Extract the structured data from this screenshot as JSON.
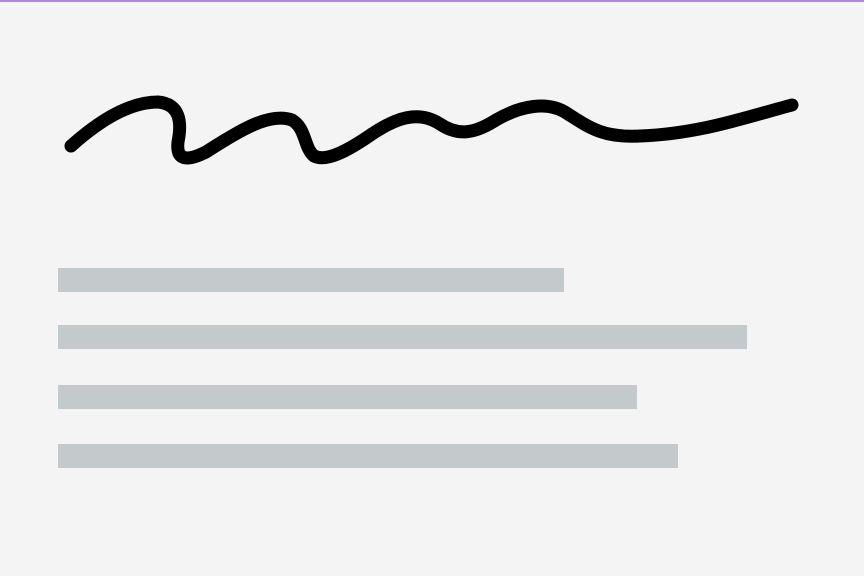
{
  "signature": {
    "icon": "handwritten-signature-scribble",
    "stroke_color": "#000000"
  },
  "placeholder_lines": {
    "color": "#c4cacb",
    "count": 4
  },
  "colors": {
    "background": "#f4f4f4",
    "top_border": "#a98bd8"
  }
}
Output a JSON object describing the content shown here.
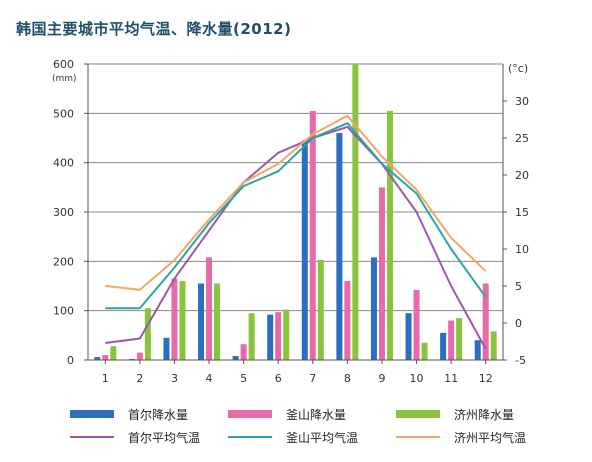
{
  "title": "韩国主要城市平均气温、降水量(2012)",
  "chart_data": {
    "type": "bar+line",
    "categories": [
      "1",
      "2",
      "3",
      "4",
      "5",
      "6",
      "7",
      "8",
      "9",
      "10",
      "11",
      "12"
    ],
    "y_left": {
      "unit": "(mm)",
      "min": 0,
      "max": 600,
      "ticks": [
        0,
        100,
        200,
        300,
        400,
        500,
        600
      ]
    },
    "y_right": {
      "unit": "(°c)",
      "min": -5,
      "max": 35,
      "ticks": [
        -5,
        0,
        5,
        10,
        15,
        20,
        25,
        30
      ]
    },
    "bar_series": [
      {
        "name": "首尔降水量",
        "color": "#2b6ec2",
        "values": [
          6,
          2,
          45,
          155,
          8,
          92,
          445,
          460,
          208,
          95,
          55,
          40
        ]
      },
      {
        "name": "釜山降水量",
        "color": "#e86aa8",
        "values": [
          10,
          15,
          165,
          208,
          32,
          97,
          505,
          160,
          350,
          142,
          80,
          155
        ]
      },
      {
        "name": "济州降水量",
        "color": "#8ac43f",
        "values": [
          28,
          105,
          160,
          155,
          95,
          102,
          203,
          600,
          505,
          35,
          85,
          58
        ]
      }
    ],
    "line_series": [
      {
        "name": "首尔平均气温",
        "color": "#9a5aa8",
        "values": [
          -2.7,
          -2.1,
          6.0,
          12.5,
          19.0,
          23.0,
          25.0,
          26.5,
          21.5,
          15.0,
          5.0,
          -3.5
        ]
      },
      {
        "name": "釜山平均气温",
        "color": "#2aa6a6",
        "values": [
          2.0,
          2.0,
          7.5,
          13.5,
          18.5,
          20.5,
          25.0,
          27.0,
          21.5,
          17.5,
          10.0,
          3.5
        ]
      },
      {
        "name": "济州平均气温",
        "color": "#f0a868",
        "values": [
          5.0,
          4.5,
          8.5,
          14.0,
          19.0,
          21.5,
          25.5,
          28.0,
          22.5,
          18.0,
          11.5,
          7.0
        ]
      }
    ],
    "grid": true,
    "legend_position": "bottom"
  }
}
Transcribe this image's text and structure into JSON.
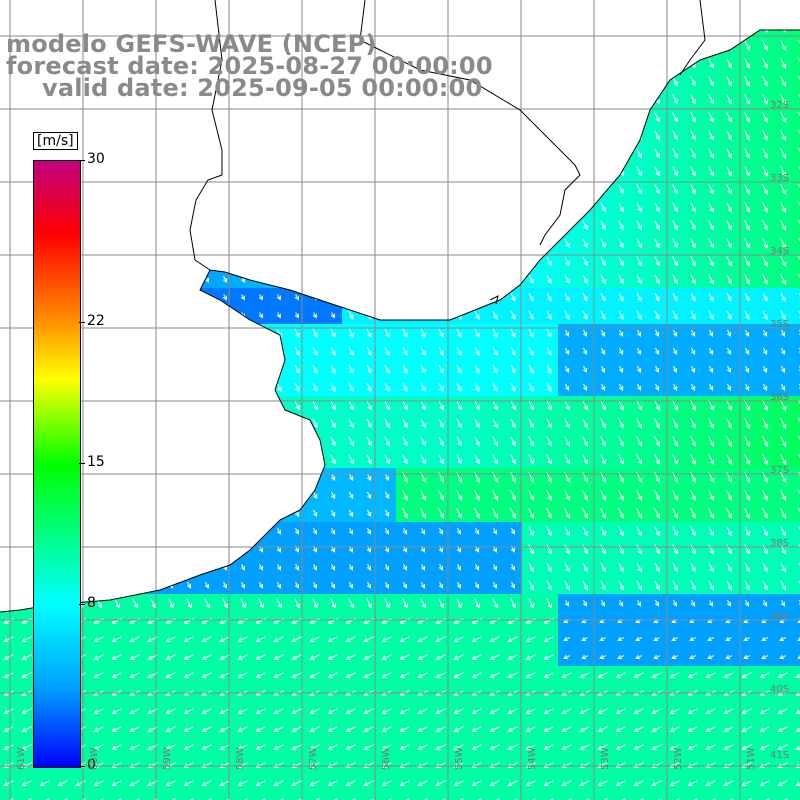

▸ WHAT THE TASK REQUIRES
Quote the entries in full. Any image among them is to be omitted from the copy.

▸ WRITTEN RESPONSE
Extract the structured data from this screenshot as JSON.
{
  "signature": {
    "icon": "handwritten-signature-scribble",
    "stroke_color": "#000000"
  },
  "placeholder_lines": {
    "color": "#c4cacb",
    "count": 4
  },
  "colors": {
    "background": "#f4f4f4",
    "top_border": "#a98bd8"
  }
}
Output a JSON object describing the content shown here.
{
  "title": "韩国主要城市平均气温、降水量(2012)",
  "chart_data": {
    "type": "bar+line",
    "categories": [
      "1",
      "2",
      "3",
      "4",
      "5",
      "6",
      "7",
      "8",
      "9",
      "10",
      "11",
      "12"
    ],
    "y_left": {
      "unit": "(mm)",
      "min": 0,
      "max": 600,
      "ticks": [
        0,
        100,
        200,
        300,
        400,
        500,
        600
      ]
    },
    "y_right": {
      "unit": "(°c)",
      "min": -5,
      "max": 35,
      "ticks": [
        -5,
        0,
        5,
        10,
        15,
        20,
        25,
        30
      ]
    },
    "bar_series": [
      {
        "name": "首尔降水量",
        "color": "#2b6ec2",
        "values": [
          6,
          2,
          45,
          155,
          8,
          92,
          445,
          460,
          208,
          95,
          55,
          40
        ]
      },
      {
        "name": "釜山降水量",
        "color": "#e86aa8",
        "values": [
          10,
          15,
          165,
          208,
          32,
          97,
          505,
          160,
          350,
          142,
          80,
          155
        ]
      },
      {
        "name": "济州降水量",
        "color": "#8ac43f",
        "values": [
          28,
          105,
          160,
          155,
          95,
          102,
          203,
          600,
          505,
          35,
          85,
          58
        ]
      }
    ],
    "line_series": [
      {
        "name": "首尔平均气温",
        "color": "#9a5aa8",
        "values": [
          -2.7,
          -2.1,
          6.0,
          12.5,
          19.0,
          23.0,
          25.0,
          26.5,
          21.5,
          15.0,
          5.0,
          -3.5
        ]
      },
      {
        "name": "釜山平均气温",
        "color": "#2aa6a6",
        "values": [
          2.0,
          2.0,
          7.5,
          13.5,
          18.5,
          20.5,
          25.0,
          27.0,
          21.5,
          17.5,
          10.0,
          3.5
        ]
      },
      {
        "name": "济州平均气温",
        "color": "#f0a868",
        "values": [
          5.0,
          4.5,
          8.5,
          14.0,
          19.0,
          21.5,
          25.5,
          28.0,
          22.5,
          18.0,
          11.5,
          7.0
        ]
      }
    ],
    "grid": true,
    "legend_position": "bottom"
  }
}
Transcribe this image's text and structure into JSON.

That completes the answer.